Gajanana's blog

By Gajanana, history, 3 months ago, In English

This is DIjkstra implementation on 2D matrix, each time checking for 4 directions (Up, down, left, right)

What are the time and space complexities for this code? Why?

Problem link : https://www.geeksforgeeks.org/problems/minimum-cost-path3833/1

Problem title "Minimum Cost Path" from gfg

Code link : https://ideone.com/behL3F

int minimumCostPath(vector<vector<int>>& grid)

———

Given request 1
In the blog post on the Dijkstra implementation, which directions does the code check each time?
Given request 2
From the records, reproduce the lines starting at the one that contains "objetivo-clases-label: Objetivo de" and ending at the one that contains "table-row-objetivo-aprendizaje-lectura: [182, 583, 1468, 810]", with both of those lines included.

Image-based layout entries
———

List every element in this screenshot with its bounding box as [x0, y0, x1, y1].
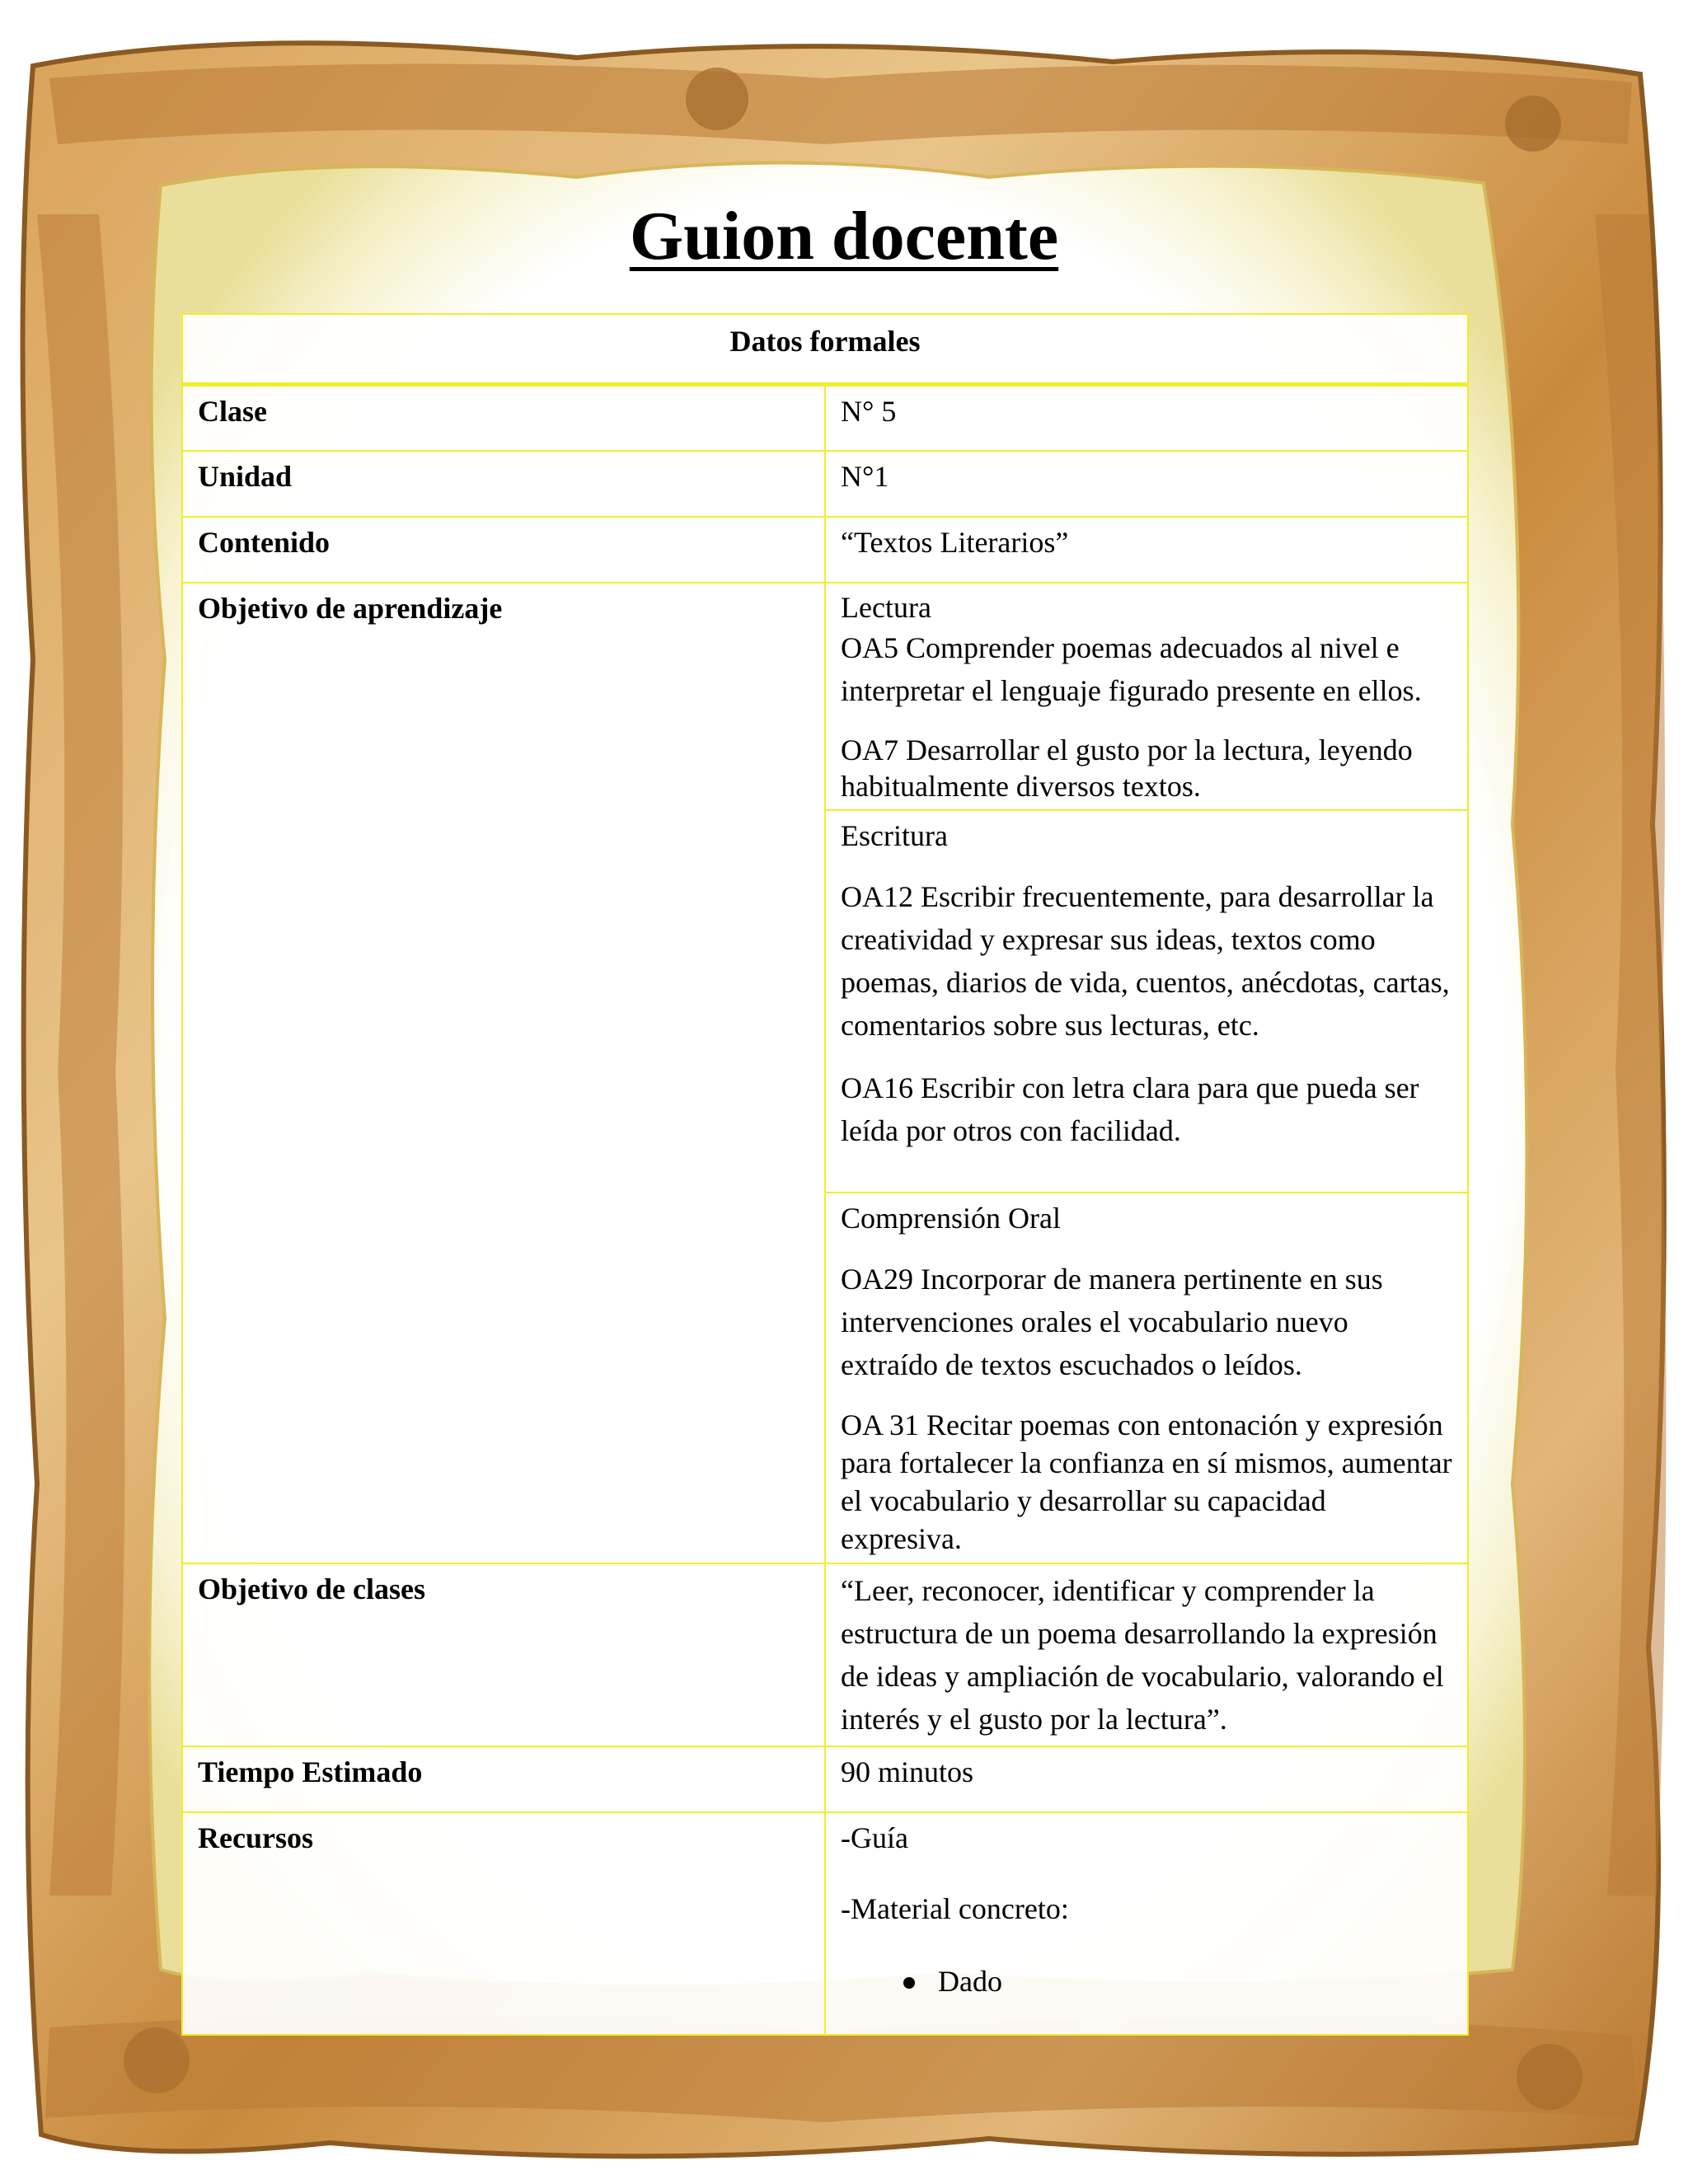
objetivo-clases-label: Objetivo de clases: [182, 1563, 825, 1746]
table-header-row: [182, 314, 1468, 385]
recursos-item-dado: Dado: [938, 1964, 1002, 1998]
oa5-text: OA5 Comprender poemas adecuados al nivel e interpretar el lenguaje figurado presente en ellos.: [841, 630, 1422, 707]
table-row-objetivo-aprendizaje-lectura: [182, 583, 1468, 810]
escritura-heading: Escritura: [841, 818, 948, 852]
comprension-oral-cell: [825, 1193, 1468, 1563]
table-header: Datos formales: [182, 314, 1468, 385]
contenido-label: Contenido: [182, 517, 825, 583]
oa29-text: OA29 Incorporar de manera pertinente en sus intervenciones orales el vocabulario nuevo extraído de textos escuchados o leídos.: [841, 1262, 1383, 1381]
table-row-recursos: [182, 1812, 1468, 2035]
table-row-objetivo-clases: [182, 1563, 1468, 1746]
tiempo-value: 90 minutos: [825, 1746, 1468, 1812]
unidad-value: N°1: [825, 451, 1468, 517]
bullet-icon: [903, 1977, 915, 1989]
clase-label: Clase: [182, 385, 825, 451]
table-row-clase: [182, 385, 1468, 451]
objetivo-aprendizaje-label: Objetivo de aprendizaje: [182, 583, 825, 1563]
tiempo-label: Tiempo Estimado: [182, 1746, 825, 1812]
comprension-oral-heading: Comprensión Oral: [841, 1201, 1061, 1235]
recursos-cell: [825, 1812, 1468, 2035]
recursos-guia: -Guía: [841, 1821, 908, 1854]
lectura-heading: Lectura: [841, 590, 931, 624]
oa31-text: OA 31 Recitar poemas con entonación y expresión para fortalecer la confianza en sí mismos, aumentar el vocabulario y desarrollar su capacidad expresiva.: [841, 1408, 1452, 1555]
clase-value: N° 5: [825, 385, 1468, 451]
escritura-cell: [825, 810, 1468, 1193]
unidad-label: Unidad: [182, 451, 825, 517]
table-row-tiempo: [182, 1746, 1468, 1812]
lectura-cell: [825, 583, 1468, 810]
recursos-label: Recursos: [182, 1812, 825, 2035]
objetivo-clases-value: “Leer, reconocer, identificar y comprender la estructura de un poema desarrollando la expresión de ideas y ampliación de vocabulario, valorando el interés y el gusto por la lectura”.: [825, 1563, 1468, 1746]
oa12-text: OA12 Escribir frecuentemente, para desarrollar la creatividad y expresar sus ideas, textos como poemas, diarios de vida, cuentos, anécdotas, cartas, comentarios sobre sus lecturas, etc.: [841, 879, 1450, 1042]
list-item: [841, 1961, 1452, 2001]
table-row-unidad: [182, 451, 1468, 517]
oa7-text: OA7 Desarrollar el gusto por la lectura, leyendo habitualmente diversos textos.: [841, 733, 1413, 803]
page-title: Guion docente: [629, 198, 1059, 274]
recursos-material: -Material concreto:: [841, 1891, 1069, 1925]
table-row-contenido: [182, 517, 1468, 583]
contenido-value: “Textos Literarios”: [825, 517, 1468, 583]
oa16-text: OA16 Escribir con letra clara para que pueda ser leída por otros con facilidad.: [841, 1071, 1419, 1147]
datos-formales-table: [181, 313, 1469, 2036]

———

Exercise answer 1
Up, down, left, and right.

Exercise answer 2
objetivo-clases-label: Objetivo de clases: [182, 1563, 825, 1746]
table-header-row: [182, 314, 1468, 385]
recursos-item-dado: Dado: [938, 1964, 1002, 1998]
oa5-text: OA5 Comprender poemas adecuados al nivel e interpretar el lenguaje figurado presente en ellos.: [841, 630, 1422, 707]
table-row-objetivo-aprendizaje-lectura: [182, 583, 1468, 810]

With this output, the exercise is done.